- **PROBLEM TO SOLVE**: Can you transcribe every entry word for word, skipping the images?

[BEGIN]

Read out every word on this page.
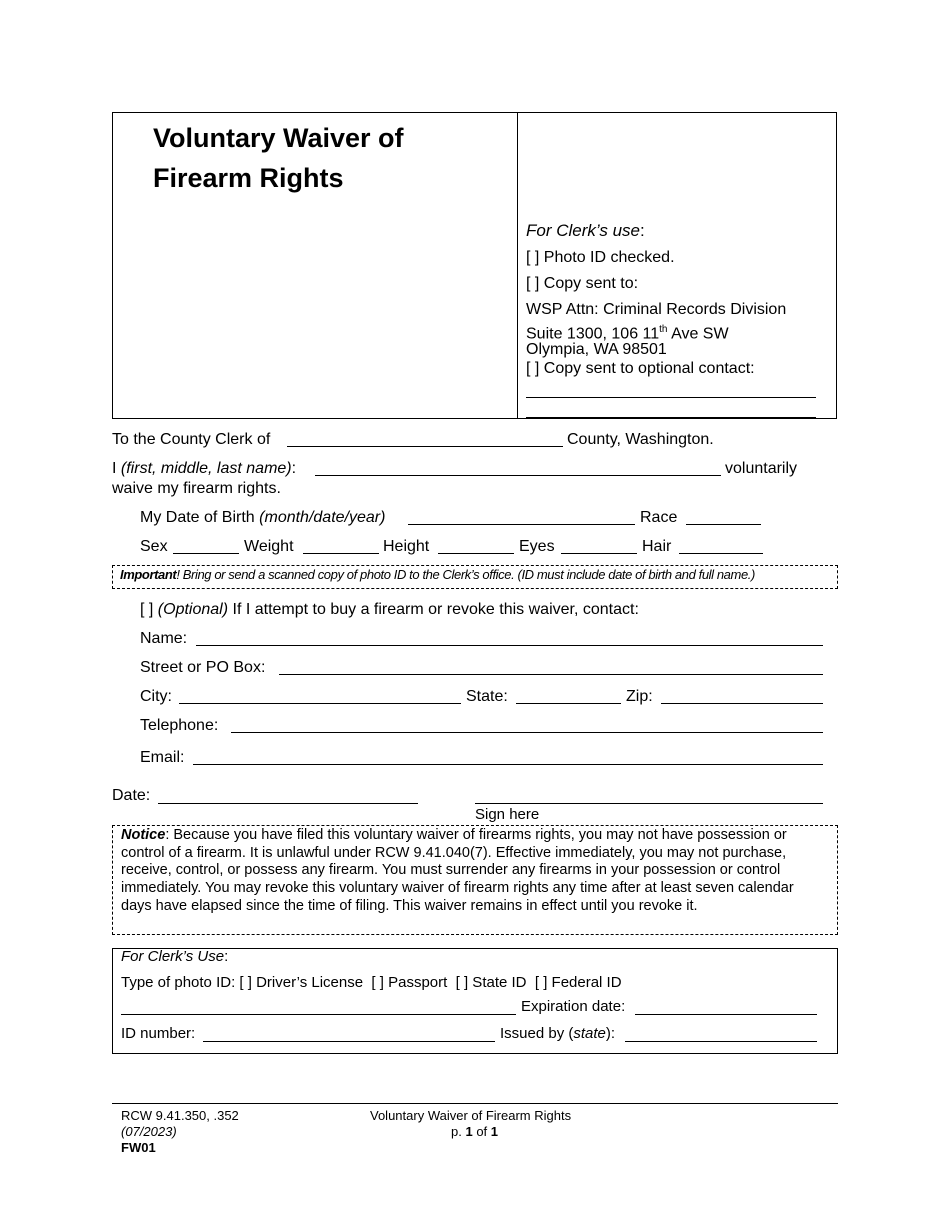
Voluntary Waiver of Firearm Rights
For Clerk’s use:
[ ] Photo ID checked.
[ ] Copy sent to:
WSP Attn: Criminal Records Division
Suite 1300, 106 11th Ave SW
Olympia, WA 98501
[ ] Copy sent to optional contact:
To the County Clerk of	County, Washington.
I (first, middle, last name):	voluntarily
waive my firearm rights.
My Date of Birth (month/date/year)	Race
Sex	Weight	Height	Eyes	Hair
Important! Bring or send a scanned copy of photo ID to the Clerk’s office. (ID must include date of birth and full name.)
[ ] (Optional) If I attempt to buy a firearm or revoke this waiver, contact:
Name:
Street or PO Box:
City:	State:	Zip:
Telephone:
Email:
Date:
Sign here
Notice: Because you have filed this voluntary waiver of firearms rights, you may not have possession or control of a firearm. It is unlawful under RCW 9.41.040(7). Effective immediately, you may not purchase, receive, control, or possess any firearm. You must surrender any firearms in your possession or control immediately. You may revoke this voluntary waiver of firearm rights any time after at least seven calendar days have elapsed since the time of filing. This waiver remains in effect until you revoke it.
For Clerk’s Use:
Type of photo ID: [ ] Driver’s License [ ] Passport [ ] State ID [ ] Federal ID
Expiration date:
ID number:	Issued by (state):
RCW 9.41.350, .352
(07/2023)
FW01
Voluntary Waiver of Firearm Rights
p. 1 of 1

[END]

- **TASK RESPONSE**:
Read out every word on this page.
Voluntary Waiver of Firearm Rights
For Clerk’s use:
[ ] Photo ID checked.
[ ] Copy sent to:
WSP Attn: Criminal Records Division
Suite 1300, 106 11th Ave SW
Olympia, WA 98501
[ ] Copy sent to optional contact:
To the County Clerk of	County, Washington.
I (first, middle, last name):	voluntarily
waive my firearm rights.
My Date of Birth (month/date/year)	Race
Sex	Weight	Height	Eyes	Hair
Important! Bring or send a scanned copy of photo ID to the Clerk’s office. (ID must include date of birth and full name.)
[ ] (Optional) If I attempt to buy a firearm or revoke this waiver, contact:
Name:
Street or PO Box:
City:	State:	Zip:
Telephone:
Email:
Date:
Sign here
Notice: Because you have filed this voluntary waiver of firearms rights, you may not have possession or control of a firearm. It is unlawful under RCW 9.41.040(7). Effective immediately, you may not purchase, receive, control, or possess any firearm. You must surrender any firearms in your possession or control immediately. You may revoke this voluntary waiver of firearm rights any time after at least seven calendar days have elapsed since the time of filing. This waiver remains in effect until you revoke it.
For Clerk’s Use:
Type of photo ID: [ ] Driver’s License [ ] Passport [ ] State ID [ ] Federal ID
Expiration date:
ID number:	Issued by (state):
RCW 9.41.350, .352
(07/2023)
FW01
Voluntary Waiver of Firearm Rights
p. 1 of 1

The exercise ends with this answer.